#### [Task to carry out]
Go through the data below. Pull out every line that has the word "vertical".

── Provided data

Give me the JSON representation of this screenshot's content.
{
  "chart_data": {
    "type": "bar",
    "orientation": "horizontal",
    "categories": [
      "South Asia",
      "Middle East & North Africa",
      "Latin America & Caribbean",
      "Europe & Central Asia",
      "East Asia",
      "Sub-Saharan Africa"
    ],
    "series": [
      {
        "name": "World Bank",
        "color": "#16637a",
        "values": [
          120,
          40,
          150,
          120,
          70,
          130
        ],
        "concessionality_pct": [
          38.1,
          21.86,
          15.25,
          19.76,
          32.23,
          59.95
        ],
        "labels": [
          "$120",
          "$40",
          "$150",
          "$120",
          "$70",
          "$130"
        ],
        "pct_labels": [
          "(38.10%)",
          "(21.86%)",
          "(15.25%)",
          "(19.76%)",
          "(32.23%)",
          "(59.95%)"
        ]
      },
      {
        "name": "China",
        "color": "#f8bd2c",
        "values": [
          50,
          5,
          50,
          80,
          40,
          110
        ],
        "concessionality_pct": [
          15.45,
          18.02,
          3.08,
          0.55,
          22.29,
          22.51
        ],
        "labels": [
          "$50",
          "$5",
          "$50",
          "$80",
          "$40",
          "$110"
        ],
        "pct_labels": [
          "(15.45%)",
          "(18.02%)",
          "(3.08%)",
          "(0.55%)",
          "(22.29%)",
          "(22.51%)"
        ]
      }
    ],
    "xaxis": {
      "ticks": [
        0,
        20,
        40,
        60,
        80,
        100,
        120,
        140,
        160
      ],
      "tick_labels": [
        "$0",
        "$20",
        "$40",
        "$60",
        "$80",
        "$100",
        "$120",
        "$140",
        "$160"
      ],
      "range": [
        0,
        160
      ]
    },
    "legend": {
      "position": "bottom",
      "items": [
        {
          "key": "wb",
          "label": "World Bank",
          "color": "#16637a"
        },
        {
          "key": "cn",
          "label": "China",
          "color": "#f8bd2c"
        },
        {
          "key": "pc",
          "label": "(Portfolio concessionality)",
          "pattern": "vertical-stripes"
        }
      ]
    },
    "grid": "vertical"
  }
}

────

#### [Full response]
          "pattern": "vertical-stripes"
    "grid": "vertical"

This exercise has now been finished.